What to do
Without including any pictures, write out the listing below exactly.

Given data
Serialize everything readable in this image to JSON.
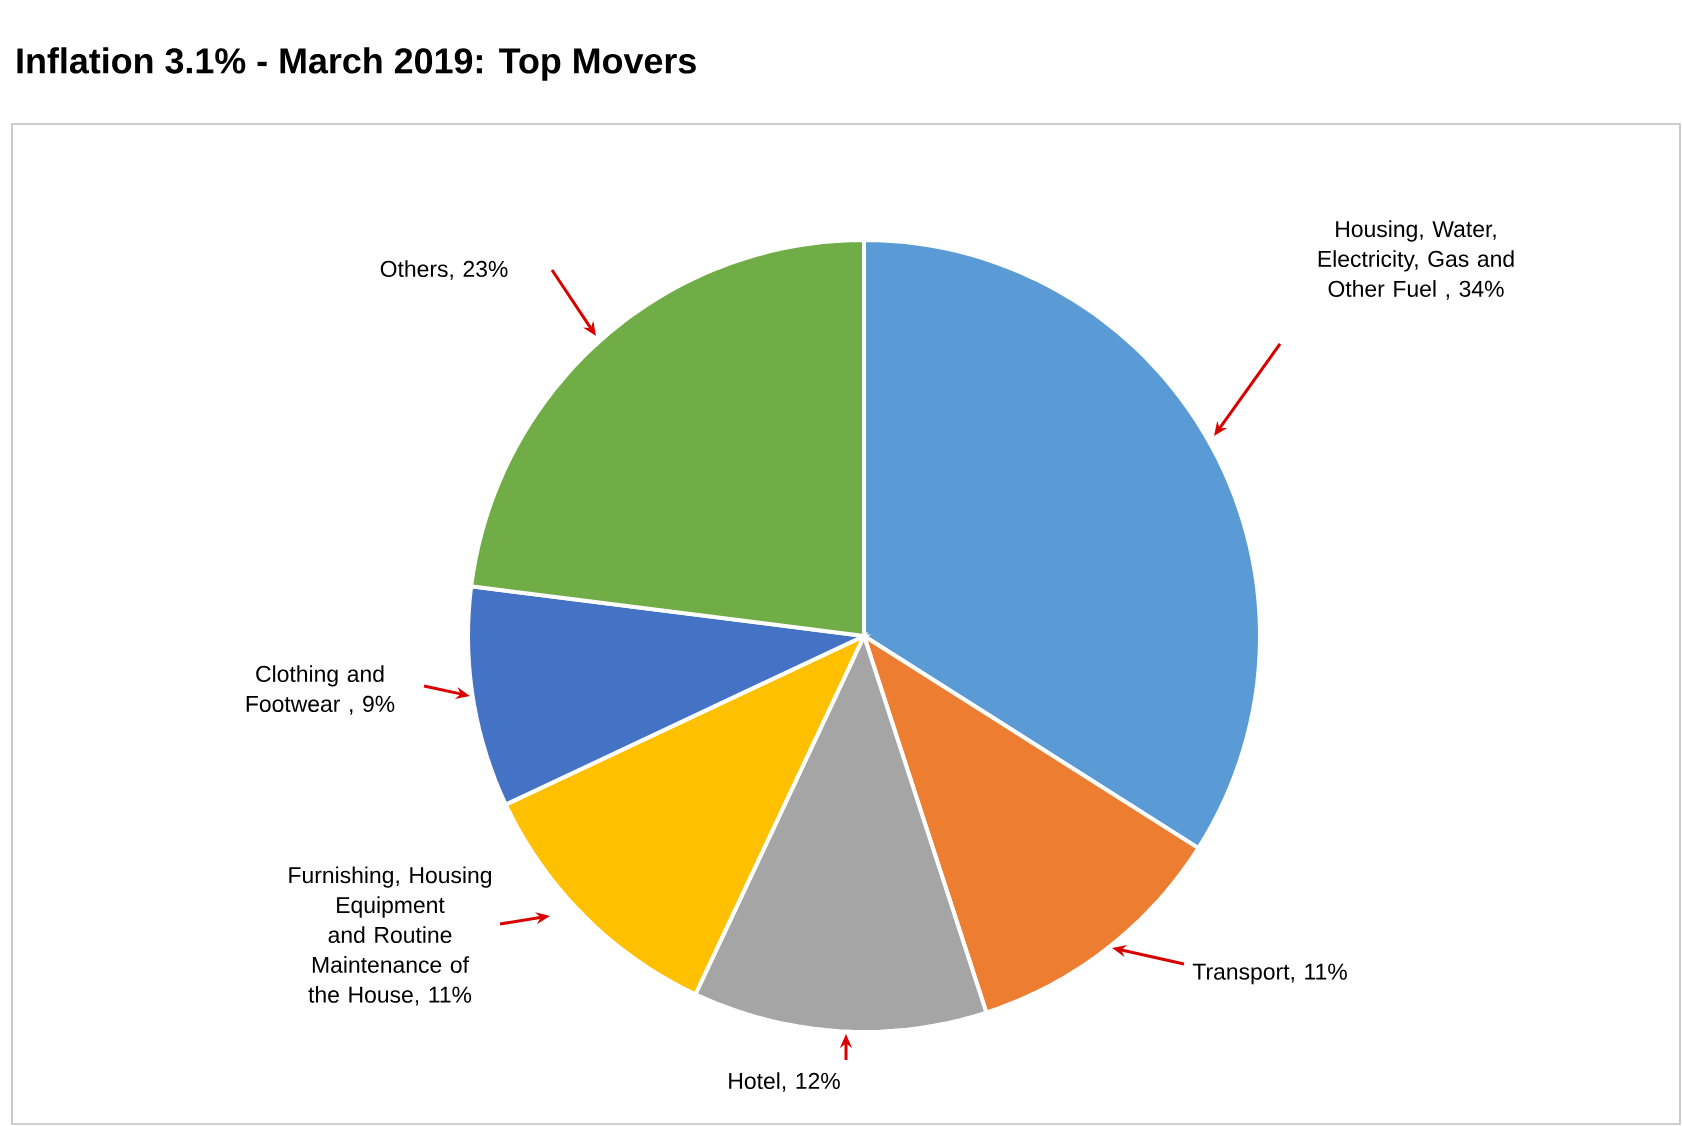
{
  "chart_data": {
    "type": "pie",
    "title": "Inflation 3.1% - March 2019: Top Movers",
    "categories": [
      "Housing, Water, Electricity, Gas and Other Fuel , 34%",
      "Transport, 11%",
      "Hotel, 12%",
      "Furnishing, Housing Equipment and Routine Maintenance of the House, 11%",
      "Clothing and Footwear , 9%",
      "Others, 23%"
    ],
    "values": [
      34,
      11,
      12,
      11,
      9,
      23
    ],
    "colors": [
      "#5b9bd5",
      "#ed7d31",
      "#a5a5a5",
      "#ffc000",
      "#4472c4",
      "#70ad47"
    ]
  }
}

Output
Serialize everything readable in this image to JSON.
{
  "chart_data": {
    "type": "pie",
    "title": "Inflation 3.1% - March 2019: Top Movers",
    "categories": [
      "Housing, Water, Electricity, Gas and Other Fuel , 34%",
      "Transport, 11%",
      "Hotel, 12%",
      "Furnishing, Housing Equipment and Routine Maintenance of the House, 11%",
      "Clothing and Footwear , 9%",
      "Others, 23%"
    ],
    "values": [
      34,
      11,
      12,
      11,
      9,
      23
    ],
    "colors": [
      "#5b9bd5",
      "#ed7d31",
      "#a5a5a5",
      "#ffc000",
      "#4472c4",
      "#70ad47"
    ]
  }
}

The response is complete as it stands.